* Begin Provided data *

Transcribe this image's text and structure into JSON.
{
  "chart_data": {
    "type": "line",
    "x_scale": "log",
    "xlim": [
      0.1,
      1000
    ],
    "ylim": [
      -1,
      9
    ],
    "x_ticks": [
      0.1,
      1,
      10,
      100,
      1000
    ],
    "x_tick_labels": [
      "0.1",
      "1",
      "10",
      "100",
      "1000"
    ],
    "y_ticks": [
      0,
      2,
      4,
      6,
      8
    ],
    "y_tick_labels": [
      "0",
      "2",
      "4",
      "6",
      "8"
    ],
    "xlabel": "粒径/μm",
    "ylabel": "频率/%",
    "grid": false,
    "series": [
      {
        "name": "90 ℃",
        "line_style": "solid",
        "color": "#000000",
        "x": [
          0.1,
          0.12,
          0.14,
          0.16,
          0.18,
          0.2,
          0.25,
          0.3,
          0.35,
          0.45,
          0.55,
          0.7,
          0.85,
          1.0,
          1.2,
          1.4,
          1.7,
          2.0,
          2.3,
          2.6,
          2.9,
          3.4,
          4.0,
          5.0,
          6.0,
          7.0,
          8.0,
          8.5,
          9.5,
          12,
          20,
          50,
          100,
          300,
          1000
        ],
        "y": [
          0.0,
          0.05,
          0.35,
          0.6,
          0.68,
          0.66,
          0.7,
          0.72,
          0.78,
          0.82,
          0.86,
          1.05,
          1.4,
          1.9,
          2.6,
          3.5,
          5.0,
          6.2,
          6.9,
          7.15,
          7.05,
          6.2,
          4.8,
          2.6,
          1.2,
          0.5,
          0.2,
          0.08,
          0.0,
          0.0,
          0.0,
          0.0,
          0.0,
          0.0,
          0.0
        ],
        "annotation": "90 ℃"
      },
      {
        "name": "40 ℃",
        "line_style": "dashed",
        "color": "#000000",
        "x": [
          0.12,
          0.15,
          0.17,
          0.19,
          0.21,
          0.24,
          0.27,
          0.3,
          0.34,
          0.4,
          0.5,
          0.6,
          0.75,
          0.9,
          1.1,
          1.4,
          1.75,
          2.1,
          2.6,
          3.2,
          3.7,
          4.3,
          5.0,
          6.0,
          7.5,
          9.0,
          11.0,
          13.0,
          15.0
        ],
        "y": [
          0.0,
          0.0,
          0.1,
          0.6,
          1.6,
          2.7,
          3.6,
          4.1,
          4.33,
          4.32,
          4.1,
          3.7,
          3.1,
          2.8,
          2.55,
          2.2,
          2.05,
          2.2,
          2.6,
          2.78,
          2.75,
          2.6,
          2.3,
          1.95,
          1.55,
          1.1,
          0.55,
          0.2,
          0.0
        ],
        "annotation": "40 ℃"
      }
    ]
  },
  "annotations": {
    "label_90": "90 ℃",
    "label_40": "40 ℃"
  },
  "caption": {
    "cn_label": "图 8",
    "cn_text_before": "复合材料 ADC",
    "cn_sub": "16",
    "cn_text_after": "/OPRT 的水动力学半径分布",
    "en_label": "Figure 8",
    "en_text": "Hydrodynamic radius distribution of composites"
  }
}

* End Provided data *

**Work to do**
Reproduce the full listing above, character for character.

**Output**
Transcribe this image's text and structure into JSON.
{
  "chart_data": {
    "type": "line",
    "x_scale": "log",
    "xlim": [
      0.1,
      1000
    ],
    "ylim": [
      -1,
      9
    ],
    "x_ticks": [
      0.1,
      1,
      10,
      100,
      1000
    ],
    "x_tick_labels": [
      "0.1",
      "1",
      "10",
      "100",
      "1000"
    ],
    "y_ticks": [
      0,
      2,
      4,
      6,
      8
    ],
    "y_tick_labels": [
      "0",
      "2",
      "4",
      "6",
      "8"
    ],
    "xlabel": "粒径/μm",
    "ylabel": "频率/%",
    "grid": false,
    "series": [
      {
        "name": "90 ℃",
        "line_style": "solid",
        "color": "#000000",
        "x": [
          0.1,
          0.12,
          0.14,
          0.16,
          0.18,
          0.2,
          0.25,
          0.3,
          0.35,
          0.45,
          0.55,
          0.7,
          0.85,
          1.0,
          1.2,
          1.4,
          1.7,
          2.0,
          2.3,
          2.6,
          2.9,
          3.4,
          4.0,
          5.0,
          6.0,
          7.0,
          8.0,
          8.5,
          9.5,
          12,
          20,
          50,
          100,
          300,
          1000
        ],
        "y": [
          0.0,
          0.05,
          0.35,
          0.6,
          0.68,
          0.66,
          0.7,
          0.72,
          0.78,
          0.82,
          0.86,
          1.05,
          1.4,
          1.9,
          2.6,
          3.5,
          5.0,
          6.2,
          6.9,
          7.15,
          7.05,
          6.2,
          4.8,
          2.6,
          1.2,
          0.5,
          0.2,
          0.08,
          0.0,
          0.0,
          0.0,
          0.0,
          0.0,
          0.0,
          0.0
        ],
        "annotation": "90 ℃"
      },
      {
        "name": "40 ℃",
        "line_style": "dashed",
        "color": "#000000",
        "x": [
          0.12,
          0.15,
          0.17,
          0.19,
          0.21,
          0.24,
          0.27,
          0.3,
          0.34,
          0.4,
          0.5,
          0.6,
          0.75,
          0.9,
          1.1,
          1.4,
          1.75,
          2.1,
          2.6,
          3.2,
          3.7,
          4.3,
          5.0,
          6.0,
          7.5,
          9.0,
          11.0,
          13.0,
          15.0
        ],
        "y": [
          0.0,
          0.0,
          0.1,
          0.6,
          1.6,
          2.7,
          3.6,
          4.1,
          4.33,
          4.32,
          4.1,
          3.7,
          3.1,
          2.8,
          2.55,
          2.2,
          2.05,
          2.2,
          2.6,
          2.78,
          2.75,
          2.6,
          2.3,
          1.95,
          1.55,
          1.1,
          0.55,
          0.2,
          0.0
        ],
        "annotation": "40 ℃"
      }
    ]
  },
  "annotations": {
    "label_90": "90 ℃",
    "label_40": "40 ℃"
  },
  "caption": {
    "cn_label": "图 8",
    "cn_text_before": "复合材料 ADC",
    "cn_sub": "16",
    "cn_text_after": "/OPRT 的水动力学半径分布",
    "en_label": "Figure 8",
    "en_text": "Hydrodynamic radius distribution of composites"
  }
}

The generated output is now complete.